Task objective:
Pick every line with "this" from the material below.

Recorded information:
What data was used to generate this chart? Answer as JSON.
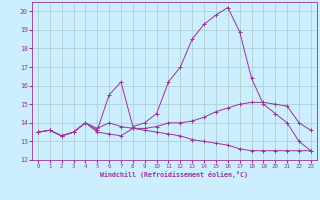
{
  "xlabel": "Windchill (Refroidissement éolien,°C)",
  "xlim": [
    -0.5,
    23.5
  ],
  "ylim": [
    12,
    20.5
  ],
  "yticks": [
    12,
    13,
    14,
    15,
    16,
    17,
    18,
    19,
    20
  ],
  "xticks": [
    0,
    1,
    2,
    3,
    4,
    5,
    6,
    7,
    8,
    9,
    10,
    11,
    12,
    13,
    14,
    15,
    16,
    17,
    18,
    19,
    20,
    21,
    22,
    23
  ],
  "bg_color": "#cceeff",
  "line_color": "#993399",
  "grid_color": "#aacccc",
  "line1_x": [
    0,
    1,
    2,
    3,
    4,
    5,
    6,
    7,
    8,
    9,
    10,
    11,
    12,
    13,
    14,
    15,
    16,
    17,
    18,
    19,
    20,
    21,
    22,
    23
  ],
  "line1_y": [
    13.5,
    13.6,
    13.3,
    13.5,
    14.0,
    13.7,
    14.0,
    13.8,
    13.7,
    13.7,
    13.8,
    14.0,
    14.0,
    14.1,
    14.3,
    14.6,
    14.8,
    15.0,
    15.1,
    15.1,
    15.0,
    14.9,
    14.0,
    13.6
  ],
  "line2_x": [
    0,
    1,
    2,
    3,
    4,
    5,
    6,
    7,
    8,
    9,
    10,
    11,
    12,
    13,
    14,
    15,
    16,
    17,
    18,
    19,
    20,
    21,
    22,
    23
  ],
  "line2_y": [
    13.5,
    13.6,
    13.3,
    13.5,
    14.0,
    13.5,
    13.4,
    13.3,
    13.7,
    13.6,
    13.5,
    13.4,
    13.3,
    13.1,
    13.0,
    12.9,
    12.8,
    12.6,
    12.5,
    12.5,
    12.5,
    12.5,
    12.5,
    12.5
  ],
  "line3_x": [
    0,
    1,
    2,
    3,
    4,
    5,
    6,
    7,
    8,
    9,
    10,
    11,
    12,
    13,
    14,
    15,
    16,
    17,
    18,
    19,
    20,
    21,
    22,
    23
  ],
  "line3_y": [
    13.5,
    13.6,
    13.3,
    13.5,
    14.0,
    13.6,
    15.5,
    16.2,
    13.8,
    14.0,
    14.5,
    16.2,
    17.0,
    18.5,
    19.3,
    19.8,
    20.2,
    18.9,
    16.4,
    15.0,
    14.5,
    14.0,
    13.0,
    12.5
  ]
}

--

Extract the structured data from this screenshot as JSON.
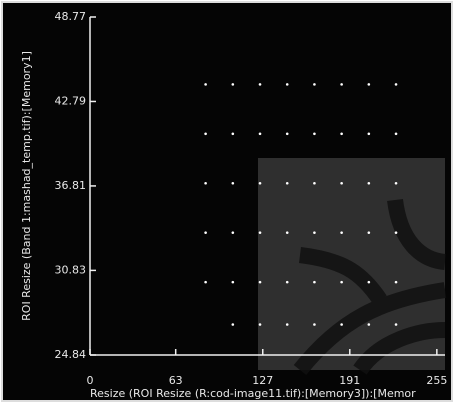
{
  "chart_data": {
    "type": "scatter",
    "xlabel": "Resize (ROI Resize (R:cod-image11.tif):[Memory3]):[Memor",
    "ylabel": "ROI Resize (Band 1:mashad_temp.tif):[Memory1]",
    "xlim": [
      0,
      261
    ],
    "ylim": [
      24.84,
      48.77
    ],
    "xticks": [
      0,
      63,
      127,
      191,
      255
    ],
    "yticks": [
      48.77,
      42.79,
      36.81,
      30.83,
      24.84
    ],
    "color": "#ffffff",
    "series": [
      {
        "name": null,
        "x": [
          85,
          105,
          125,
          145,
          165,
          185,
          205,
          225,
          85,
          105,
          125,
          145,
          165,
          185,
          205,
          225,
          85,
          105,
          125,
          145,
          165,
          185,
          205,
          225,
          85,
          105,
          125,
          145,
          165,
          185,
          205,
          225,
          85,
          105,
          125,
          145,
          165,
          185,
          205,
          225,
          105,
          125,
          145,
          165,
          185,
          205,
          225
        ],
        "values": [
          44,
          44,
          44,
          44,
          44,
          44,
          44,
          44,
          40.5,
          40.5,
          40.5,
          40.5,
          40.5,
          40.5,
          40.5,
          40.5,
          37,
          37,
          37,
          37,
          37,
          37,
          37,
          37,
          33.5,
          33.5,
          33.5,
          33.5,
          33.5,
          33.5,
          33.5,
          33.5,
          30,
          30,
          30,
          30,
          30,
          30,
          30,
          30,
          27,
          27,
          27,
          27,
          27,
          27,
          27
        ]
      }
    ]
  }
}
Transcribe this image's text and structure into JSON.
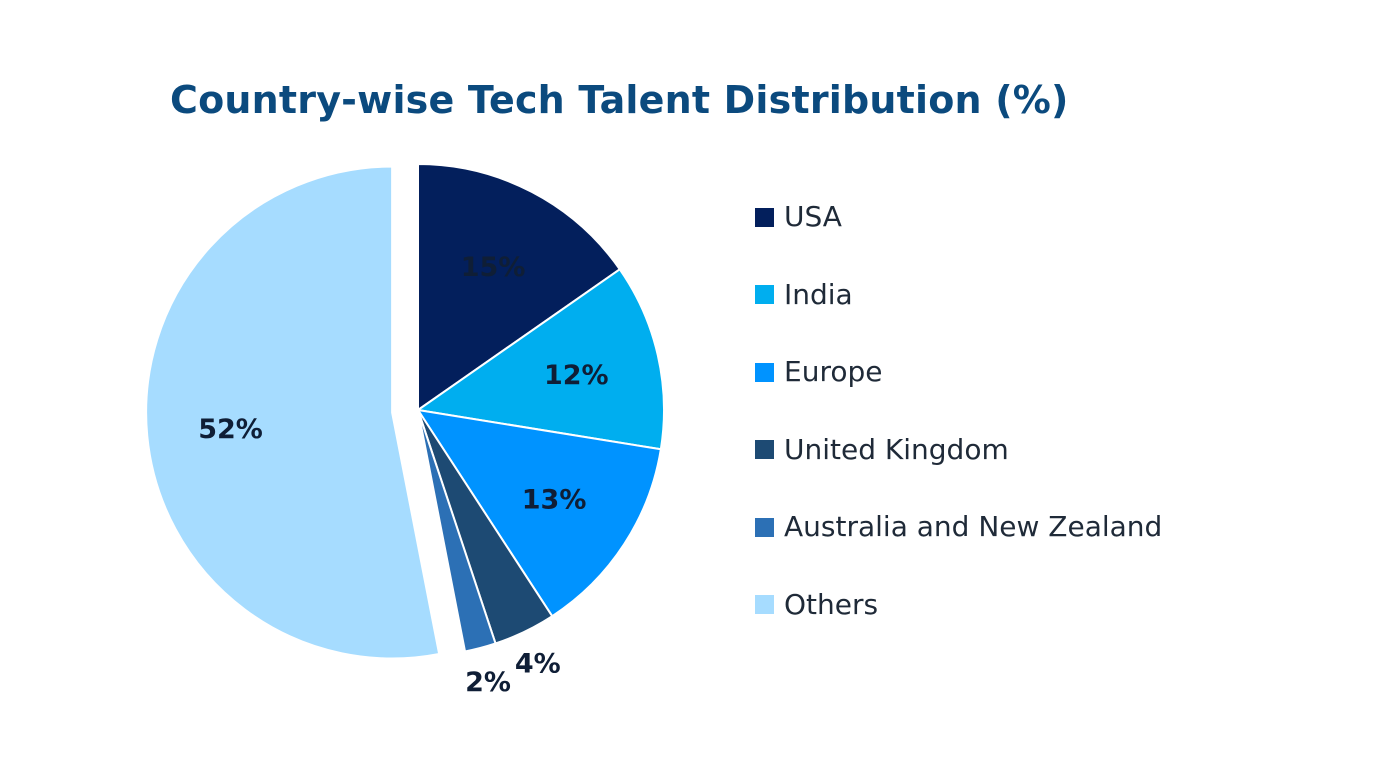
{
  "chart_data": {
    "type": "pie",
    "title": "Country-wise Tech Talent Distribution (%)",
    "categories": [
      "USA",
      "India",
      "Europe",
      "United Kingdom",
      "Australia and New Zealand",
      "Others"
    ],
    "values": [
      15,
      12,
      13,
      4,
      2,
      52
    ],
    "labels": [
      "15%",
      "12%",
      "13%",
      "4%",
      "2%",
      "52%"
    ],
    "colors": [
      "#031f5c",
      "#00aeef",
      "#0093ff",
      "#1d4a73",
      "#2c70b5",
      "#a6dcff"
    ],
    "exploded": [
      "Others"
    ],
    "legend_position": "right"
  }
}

Finished answer:
What data was used to generate this chart? Answer as JSON.
Extract the structured data from this screenshot as JSON.
Transcribe this image's text and structure into JSON.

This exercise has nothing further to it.